-- BEGIN GIVEN DATA --

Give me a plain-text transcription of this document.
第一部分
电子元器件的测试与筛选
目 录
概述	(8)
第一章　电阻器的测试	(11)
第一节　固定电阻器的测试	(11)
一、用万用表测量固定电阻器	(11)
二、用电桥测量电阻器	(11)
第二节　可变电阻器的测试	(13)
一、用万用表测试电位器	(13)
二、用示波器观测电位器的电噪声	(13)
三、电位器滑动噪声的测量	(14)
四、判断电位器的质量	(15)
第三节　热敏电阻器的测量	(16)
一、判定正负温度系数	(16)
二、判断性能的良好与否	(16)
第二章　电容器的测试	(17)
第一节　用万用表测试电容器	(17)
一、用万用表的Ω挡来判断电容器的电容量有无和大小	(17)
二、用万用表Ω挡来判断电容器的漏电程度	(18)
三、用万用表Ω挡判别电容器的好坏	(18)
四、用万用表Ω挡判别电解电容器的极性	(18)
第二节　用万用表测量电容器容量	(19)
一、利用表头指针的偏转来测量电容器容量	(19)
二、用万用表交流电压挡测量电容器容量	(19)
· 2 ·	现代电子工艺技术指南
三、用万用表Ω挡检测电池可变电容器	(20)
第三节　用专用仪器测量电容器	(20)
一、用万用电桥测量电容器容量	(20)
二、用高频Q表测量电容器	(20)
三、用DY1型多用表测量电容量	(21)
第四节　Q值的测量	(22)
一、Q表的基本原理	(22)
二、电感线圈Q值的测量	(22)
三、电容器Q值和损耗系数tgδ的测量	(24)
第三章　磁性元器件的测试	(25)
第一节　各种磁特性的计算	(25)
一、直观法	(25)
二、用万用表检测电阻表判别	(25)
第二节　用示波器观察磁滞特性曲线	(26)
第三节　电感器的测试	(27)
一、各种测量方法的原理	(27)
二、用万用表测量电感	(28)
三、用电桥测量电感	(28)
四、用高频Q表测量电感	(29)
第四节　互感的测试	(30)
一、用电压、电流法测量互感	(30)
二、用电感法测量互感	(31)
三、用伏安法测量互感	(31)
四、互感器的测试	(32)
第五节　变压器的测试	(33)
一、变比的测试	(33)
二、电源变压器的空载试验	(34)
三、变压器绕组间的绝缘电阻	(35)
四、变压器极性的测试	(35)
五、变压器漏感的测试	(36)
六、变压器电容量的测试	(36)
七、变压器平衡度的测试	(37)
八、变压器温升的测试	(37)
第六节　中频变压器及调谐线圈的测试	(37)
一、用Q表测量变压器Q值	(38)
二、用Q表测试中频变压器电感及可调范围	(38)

-- END GIVEN DATA --

OBJECTIVE —
Reproduce all of the data exactly as given.

SOLUTION —
Give me a plain-text transcription of this document.
第一部分
电子元器件的测试与筛选
目 录
概述	(8)
第一章　电阻器的测试	(11)
第一节　固定电阻器的测试	(11)
一、用万用表测量固定电阻器	(11)
二、用电桥测量电阻器	(11)
第二节　可变电阻器的测试	(13)
一、用万用表测试电位器	(13)
二、用示波器观测电位器的电噪声	(13)
三、电位器滑动噪声的测量	(14)
四、判断电位器的质量	(15)
第三节　热敏电阻器的测量	(16)
一、判定正负温度系数	(16)
二、判断性能的良好与否	(16)
第二章　电容器的测试	(17)
第一节　用万用表测试电容器	(17)
一、用万用表的Ω挡来判断电容器的电容量有无和大小	(17)
二、用万用表Ω挡来判断电容器的漏电程度	(18)
三、用万用表Ω挡判别电容器的好坏	(18)
四、用万用表Ω挡判别电解电容器的极性	(18)
第二节　用万用表测量电容器容量	(19)
一、利用表头指针的偏转来测量电容器容量	(19)
二、用万用表交流电压挡测量电容器容量	(19)
· 2 ·	现代电子工艺技术指南
三、用万用表Ω挡检测电池可变电容器	(20)
第三节　用专用仪器测量电容器	(20)
一、用万用电桥测量电容器容量	(20)
二、用高频Q表测量电容器	(20)
三、用DY1型多用表测量电容量	(21)
第四节　Q值的测量	(22)
一、Q表的基本原理	(22)
二、电感线圈Q值的测量	(22)
三、电容器Q值和损耗系数tgδ的测量	(24)
第三章　磁性元器件的测试	(25)
第一节　各种磁特性的计算	(25)
一、直观法	(25)
二、用万用表检测电阻表判别	(25)
第二节　用示波器观察磁滞特性曲线	(26)
第三节　电感器的测试	(27)
一、各种测量方法的原理	(27)
二、用万用表测量电感	(28)
三、用电桥测量电感	(28)
四、用高频Q表测量电感	(29)
第四节　互感的测试	(30)
一、用电压、电流法测量互感	(30)
二、用电感法测量互感	(31)
三、用伏安法测量互感	(31)
四、互感器的测试	(32)
第五节　变压器的测试	(33)
一、变比的测试	(33)
二、电源变压器的空载试验	(34)
三、变压器绕组间的绝缘电阻	(35)
四、变压器极性的测试	(35)
五、变压器漏感的测试	(36)
六、变压器电容量的测试	(36)
七、变压器平衡度的测试	(37)
八、变压器温升的测试	(37)
第六节　中频变压器及调谐线圈的测试	(37)
一、用Q表测量变压器Q值	(38)
二、用Q表测试中频变压器电感及可调范围	(38)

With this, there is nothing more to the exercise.